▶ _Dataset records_
"""

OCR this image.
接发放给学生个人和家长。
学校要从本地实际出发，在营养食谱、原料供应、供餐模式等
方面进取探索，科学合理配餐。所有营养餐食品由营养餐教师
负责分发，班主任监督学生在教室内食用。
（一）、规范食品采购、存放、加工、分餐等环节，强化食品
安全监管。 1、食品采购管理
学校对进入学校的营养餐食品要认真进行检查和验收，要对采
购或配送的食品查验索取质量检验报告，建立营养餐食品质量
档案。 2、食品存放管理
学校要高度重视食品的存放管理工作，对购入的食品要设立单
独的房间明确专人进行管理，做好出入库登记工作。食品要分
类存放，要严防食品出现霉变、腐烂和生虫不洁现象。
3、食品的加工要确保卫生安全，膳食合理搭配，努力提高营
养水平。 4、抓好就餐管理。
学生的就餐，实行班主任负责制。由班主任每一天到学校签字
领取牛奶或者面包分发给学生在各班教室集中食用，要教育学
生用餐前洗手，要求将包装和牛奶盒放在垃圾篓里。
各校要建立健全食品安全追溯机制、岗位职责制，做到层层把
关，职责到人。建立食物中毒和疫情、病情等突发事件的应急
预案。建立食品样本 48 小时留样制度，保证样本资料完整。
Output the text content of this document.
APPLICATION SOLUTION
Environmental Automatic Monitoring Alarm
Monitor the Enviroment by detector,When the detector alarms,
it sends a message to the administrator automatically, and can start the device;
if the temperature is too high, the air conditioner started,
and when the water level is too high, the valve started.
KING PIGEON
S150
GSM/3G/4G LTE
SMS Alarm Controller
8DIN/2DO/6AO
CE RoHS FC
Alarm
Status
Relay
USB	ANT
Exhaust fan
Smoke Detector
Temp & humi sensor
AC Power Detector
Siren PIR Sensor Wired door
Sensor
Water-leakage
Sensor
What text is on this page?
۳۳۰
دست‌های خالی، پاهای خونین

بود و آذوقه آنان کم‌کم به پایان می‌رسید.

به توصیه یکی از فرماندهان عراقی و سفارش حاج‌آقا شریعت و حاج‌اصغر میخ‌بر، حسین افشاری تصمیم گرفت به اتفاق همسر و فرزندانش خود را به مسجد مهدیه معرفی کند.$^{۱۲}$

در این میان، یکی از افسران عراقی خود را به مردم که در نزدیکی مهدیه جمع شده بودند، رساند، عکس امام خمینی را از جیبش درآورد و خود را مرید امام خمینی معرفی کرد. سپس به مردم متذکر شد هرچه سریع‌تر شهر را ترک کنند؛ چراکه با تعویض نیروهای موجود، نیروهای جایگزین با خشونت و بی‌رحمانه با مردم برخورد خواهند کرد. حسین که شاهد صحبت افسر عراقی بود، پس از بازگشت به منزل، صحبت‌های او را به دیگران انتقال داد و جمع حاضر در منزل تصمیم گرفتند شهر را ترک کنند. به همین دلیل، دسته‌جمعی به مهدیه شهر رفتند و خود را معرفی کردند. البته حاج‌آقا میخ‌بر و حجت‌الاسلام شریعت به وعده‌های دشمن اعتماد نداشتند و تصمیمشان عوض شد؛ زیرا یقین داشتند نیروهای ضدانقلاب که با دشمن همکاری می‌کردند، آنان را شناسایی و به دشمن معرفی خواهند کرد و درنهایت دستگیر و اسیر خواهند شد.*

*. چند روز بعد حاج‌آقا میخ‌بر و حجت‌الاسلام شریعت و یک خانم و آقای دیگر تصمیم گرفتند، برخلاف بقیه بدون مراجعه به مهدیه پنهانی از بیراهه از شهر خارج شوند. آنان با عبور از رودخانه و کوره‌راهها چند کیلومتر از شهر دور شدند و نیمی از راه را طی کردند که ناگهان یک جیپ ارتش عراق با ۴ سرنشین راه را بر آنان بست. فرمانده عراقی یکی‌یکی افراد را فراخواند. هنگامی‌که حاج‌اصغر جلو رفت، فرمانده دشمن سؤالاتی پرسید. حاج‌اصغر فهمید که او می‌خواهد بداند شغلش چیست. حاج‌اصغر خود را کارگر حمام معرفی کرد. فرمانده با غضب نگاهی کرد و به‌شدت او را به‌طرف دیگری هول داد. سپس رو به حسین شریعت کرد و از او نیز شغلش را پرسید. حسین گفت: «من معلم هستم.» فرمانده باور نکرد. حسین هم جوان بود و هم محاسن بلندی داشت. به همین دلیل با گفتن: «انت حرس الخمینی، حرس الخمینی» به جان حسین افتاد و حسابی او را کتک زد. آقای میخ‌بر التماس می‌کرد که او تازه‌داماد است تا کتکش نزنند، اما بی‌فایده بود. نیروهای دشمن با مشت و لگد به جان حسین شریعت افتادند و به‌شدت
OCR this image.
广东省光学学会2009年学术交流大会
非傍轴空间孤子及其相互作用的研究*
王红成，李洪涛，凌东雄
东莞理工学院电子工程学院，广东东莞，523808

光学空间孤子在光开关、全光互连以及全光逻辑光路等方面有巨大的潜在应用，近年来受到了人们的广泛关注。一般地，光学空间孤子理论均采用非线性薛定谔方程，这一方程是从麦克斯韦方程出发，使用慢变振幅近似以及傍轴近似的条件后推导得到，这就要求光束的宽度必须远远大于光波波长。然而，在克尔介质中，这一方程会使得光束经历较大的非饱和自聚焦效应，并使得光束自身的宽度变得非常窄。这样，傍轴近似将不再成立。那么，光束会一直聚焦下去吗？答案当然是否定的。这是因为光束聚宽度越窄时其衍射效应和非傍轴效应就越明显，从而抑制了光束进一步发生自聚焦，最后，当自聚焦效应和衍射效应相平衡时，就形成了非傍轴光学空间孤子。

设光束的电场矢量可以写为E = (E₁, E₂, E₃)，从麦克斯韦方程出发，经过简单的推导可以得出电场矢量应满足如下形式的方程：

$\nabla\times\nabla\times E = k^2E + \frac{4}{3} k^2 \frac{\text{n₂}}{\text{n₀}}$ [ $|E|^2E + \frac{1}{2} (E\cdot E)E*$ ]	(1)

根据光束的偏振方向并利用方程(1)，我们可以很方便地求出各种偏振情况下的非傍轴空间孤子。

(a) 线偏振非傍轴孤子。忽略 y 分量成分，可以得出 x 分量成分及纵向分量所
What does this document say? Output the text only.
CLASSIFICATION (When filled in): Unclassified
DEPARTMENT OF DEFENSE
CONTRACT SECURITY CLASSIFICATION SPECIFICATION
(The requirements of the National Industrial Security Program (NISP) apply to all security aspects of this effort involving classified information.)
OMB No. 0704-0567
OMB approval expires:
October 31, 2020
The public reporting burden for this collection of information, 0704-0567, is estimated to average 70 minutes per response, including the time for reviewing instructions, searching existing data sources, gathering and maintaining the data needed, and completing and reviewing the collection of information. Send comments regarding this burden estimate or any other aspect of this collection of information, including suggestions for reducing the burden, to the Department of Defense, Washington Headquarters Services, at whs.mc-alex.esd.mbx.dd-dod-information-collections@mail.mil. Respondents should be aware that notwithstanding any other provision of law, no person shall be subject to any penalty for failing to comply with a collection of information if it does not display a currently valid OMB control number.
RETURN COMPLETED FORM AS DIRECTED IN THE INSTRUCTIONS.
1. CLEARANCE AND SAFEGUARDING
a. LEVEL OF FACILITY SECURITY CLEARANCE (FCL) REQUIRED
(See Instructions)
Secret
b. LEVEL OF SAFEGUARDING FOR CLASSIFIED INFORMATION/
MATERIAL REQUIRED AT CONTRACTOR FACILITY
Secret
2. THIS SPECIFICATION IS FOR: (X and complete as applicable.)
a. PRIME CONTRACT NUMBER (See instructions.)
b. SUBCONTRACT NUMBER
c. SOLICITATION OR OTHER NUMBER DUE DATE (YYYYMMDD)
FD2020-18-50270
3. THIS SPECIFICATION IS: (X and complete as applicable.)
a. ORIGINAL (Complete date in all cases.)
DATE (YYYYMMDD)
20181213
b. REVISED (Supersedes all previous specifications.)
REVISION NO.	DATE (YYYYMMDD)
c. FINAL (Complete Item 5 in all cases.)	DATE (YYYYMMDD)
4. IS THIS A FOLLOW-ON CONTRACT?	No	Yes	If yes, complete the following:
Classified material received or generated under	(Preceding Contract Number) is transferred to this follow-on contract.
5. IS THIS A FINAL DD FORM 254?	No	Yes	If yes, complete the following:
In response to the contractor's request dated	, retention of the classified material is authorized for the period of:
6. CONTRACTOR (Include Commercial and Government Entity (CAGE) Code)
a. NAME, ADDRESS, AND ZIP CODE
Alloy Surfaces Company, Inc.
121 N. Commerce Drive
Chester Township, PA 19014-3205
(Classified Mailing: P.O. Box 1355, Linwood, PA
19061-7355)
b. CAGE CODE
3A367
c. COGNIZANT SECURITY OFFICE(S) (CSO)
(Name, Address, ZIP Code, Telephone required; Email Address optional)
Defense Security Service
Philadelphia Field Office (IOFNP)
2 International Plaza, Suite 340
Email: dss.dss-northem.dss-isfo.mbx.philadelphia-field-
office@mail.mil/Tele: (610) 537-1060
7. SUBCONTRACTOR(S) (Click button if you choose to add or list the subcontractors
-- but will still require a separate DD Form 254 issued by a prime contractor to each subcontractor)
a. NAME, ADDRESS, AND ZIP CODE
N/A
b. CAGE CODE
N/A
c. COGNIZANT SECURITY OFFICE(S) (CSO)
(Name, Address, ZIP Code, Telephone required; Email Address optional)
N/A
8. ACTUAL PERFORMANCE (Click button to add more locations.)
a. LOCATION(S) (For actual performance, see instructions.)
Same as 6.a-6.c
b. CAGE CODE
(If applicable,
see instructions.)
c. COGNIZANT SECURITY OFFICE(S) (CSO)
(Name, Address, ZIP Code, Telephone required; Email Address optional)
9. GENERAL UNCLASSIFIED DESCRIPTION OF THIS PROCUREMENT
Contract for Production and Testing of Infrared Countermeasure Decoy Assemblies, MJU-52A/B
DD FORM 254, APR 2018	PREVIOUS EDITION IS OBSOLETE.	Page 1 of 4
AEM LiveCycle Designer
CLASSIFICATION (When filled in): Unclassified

"""

▶ _TASK TO COMPLETE_
Find each line holding the word "text" and copy it.

▶ _RESULT OF THIS EXERCISE_
Output the text content of this document.
What text is on this page?
$\nabla\times\nabla\times E = k^2E + \frac{4}{3} k^2 \frac{\text{n₂}}{\text{n₀}}$ [ $|E|^2E + \frac{1}{2} (E\cdot E)E*$ ]	(1)
What does this document say? Output the text only.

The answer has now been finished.